**TASK TO CARRY OUT:**
Set down each entry exactly as given; pictures should not appear in the copy.
=== INPUT ROWS ===
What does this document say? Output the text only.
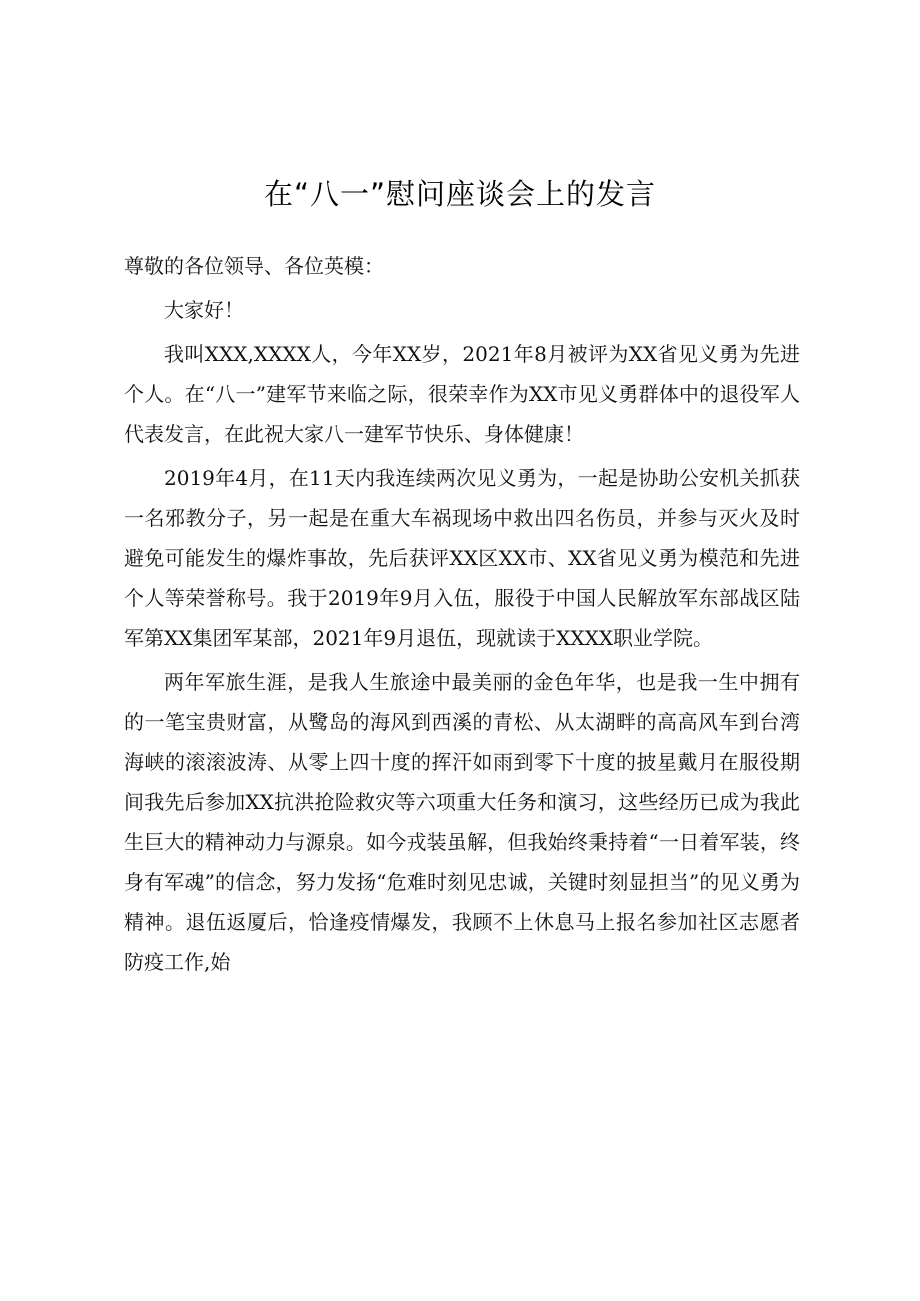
在“八一”慰问座谈会上的发言

尊敬的各位领导、各位英模：

大家好！

我叫XXX,XXXX人，今年XX岁，2021年8月被评为XX省见义勇为先进个人。在“八一”建军节来临之际，很荣幸作为XX市见义勇群体中的退役军人代表发言，在此祝大家八一建军节快乐、身体健康！

2019年4月，在11天内我连续两次见义勇为，一起是协助公安机关抓获一名邪教分子，另一起是在重大车祸现场中救出四名伤员，并参与灭火及时避免可能发生的爆炸事故，先后获评XX区XX市、XX省见义勇为模范和先进个人等荣誉称号。我于2019年9月入伍，服役于中国人民解放军东部战区陆军第XX集团军某部，2021年9月退伍，现就读于XXXX职业学院。

两年军旅生涯，是我人生旅途中最美丽的金色年华，也是我一生中拥有的一笔宝贵财富，从鹭岛的海风到西溪的青松、从太湖畔的高高风车到台湾海峡的滚滚波涛、从零上四十度的挥汗如雨到零下十度的披星戴月在服役期间我先后参加XX抗洪抢险救灾等六项重大任务和演习，这些经历已成为我此生巨大的精神动力与源泉。如今戎装虽解，但我始终秉持着“一日着军装，终身有军魂”的信念，努力发扬“危难时刻见忠诚，关键时刻显担当”的见义勇为精神。退伍返厦后，恰逢疫情爆发，我顾不上休息马上报名参加社区志愿者防疫工作,始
===
**TASK OUTPUT:**
What does this document say? Output the text only.
在“八一”慰问座谈会上的发言

尊敬的各位领导、各位英模：

大家好！

我叫XXX,XXXX人，今年XX岁，2021年8月被评为XX省见义勇为先进个人。在“八一”建军节来临之际，很荣幸作为XX市见义勇群体中的退役军人代表发言，在此祝大家八一建军节快乐、身体健康！

2019年4月，在11天内我连续两次见义勇为，一起是协助公安机关抓获一名邪教分子，另一起是在重大车祸现场中救出四名伤员，并参与灭火及时避免可能发生的爆炸事故，先后获评XX区XX市、XX省见义勇为模范和先进个人等荣誉称号。我于2019年9月入伍，服役于中国人民解放军东部战区陆军第XX集团军某部，2021年9月退伍，现就读于XXXX职业学院。

两年军旅生涯，是我人生旅途中最美丽的金色年华，也是我一生中拥有的一笔宝贵财富，从鹭岛的海风到西溪的青松、从太湖畔的高高风车到台湾海峡的滚滚波涛、从零上四十度的挥汗如雨到零下十度的披星戴月在服役期间我先后参加XX抗洪抢险救灾等六项重大任务和演习，这些经历已成为我此生巨大的精神动力与源泉。如今戎装虽解，但我始终秉持着“一日着军装，终身有军魂”的信念，努力发扬“危难时刻见忠诚，关键时刻显担当”的见义勇为精神。退伍返厦后，恰逢疫情爆发，我顾不上休息马上报名参加社区志愿者防疫工作,始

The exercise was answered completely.